**Supplied records**

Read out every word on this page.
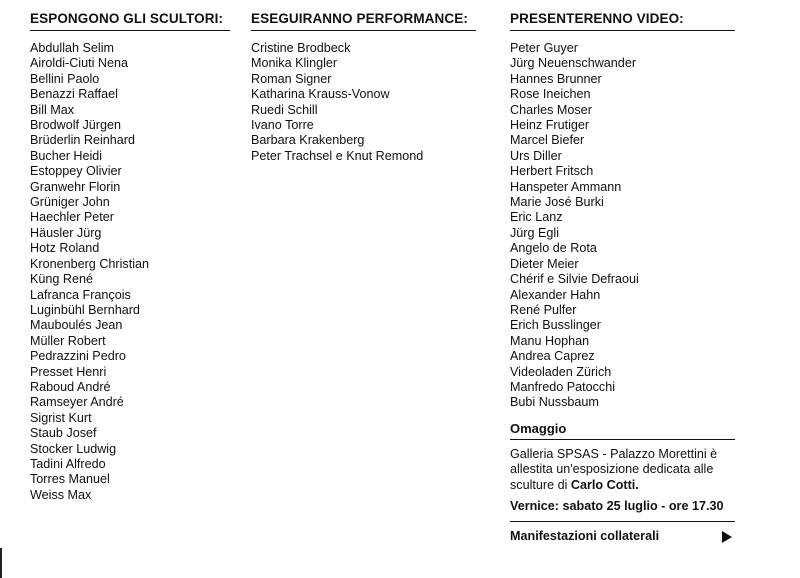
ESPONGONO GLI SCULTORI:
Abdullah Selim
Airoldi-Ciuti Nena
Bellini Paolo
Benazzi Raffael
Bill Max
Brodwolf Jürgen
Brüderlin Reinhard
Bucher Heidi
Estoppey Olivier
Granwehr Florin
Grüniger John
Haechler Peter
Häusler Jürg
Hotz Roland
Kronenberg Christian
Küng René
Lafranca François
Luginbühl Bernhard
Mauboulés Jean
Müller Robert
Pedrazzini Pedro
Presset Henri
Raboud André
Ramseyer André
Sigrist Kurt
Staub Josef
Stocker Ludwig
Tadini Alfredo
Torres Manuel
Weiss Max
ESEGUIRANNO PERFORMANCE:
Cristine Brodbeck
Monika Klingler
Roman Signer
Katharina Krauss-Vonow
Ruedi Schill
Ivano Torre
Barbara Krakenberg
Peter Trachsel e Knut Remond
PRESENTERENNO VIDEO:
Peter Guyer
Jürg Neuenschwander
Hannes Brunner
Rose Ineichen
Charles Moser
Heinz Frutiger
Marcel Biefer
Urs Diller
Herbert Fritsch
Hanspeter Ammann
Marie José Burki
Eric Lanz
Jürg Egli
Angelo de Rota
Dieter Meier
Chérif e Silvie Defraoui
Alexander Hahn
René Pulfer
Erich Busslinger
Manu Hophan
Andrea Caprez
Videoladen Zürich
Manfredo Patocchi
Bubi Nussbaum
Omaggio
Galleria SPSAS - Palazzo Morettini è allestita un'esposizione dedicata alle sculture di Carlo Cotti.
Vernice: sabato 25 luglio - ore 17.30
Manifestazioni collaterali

--

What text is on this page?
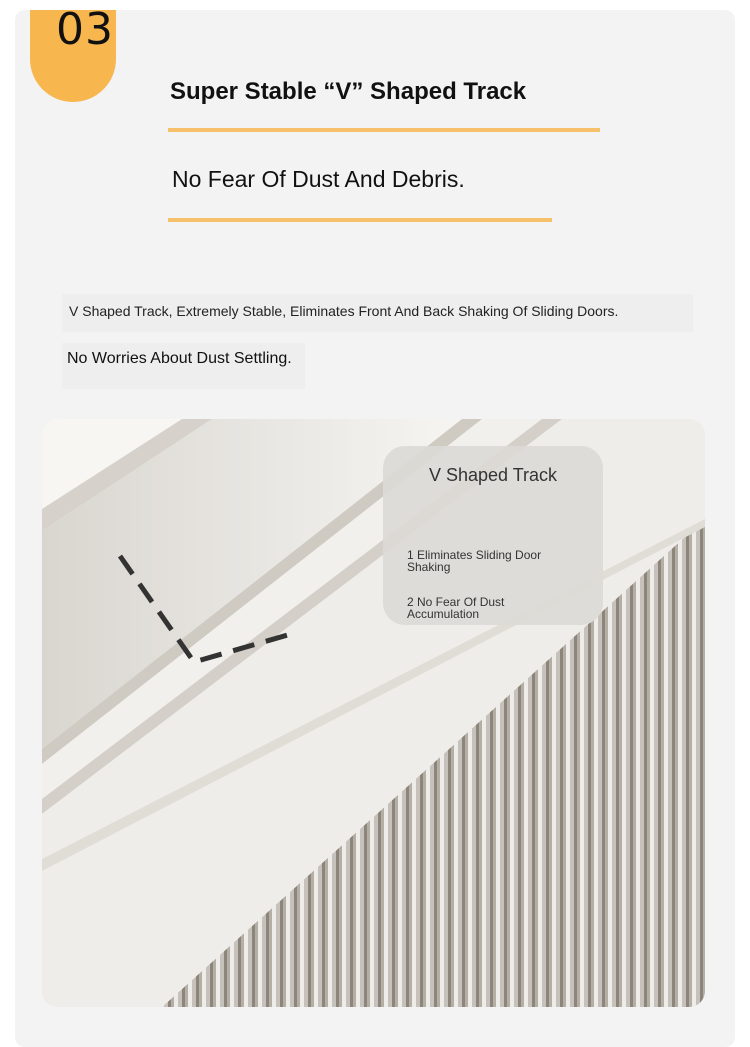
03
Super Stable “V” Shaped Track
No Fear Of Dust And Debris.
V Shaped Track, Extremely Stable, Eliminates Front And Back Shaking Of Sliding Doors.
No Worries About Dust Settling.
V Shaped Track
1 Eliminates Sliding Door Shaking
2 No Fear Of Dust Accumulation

**Requirement**
Note every line above where the string "Fear" shows up, and copy those lines.

**Output below**
No Fear Of Dust And Debris.
2 No Fear Of Dust Accumulation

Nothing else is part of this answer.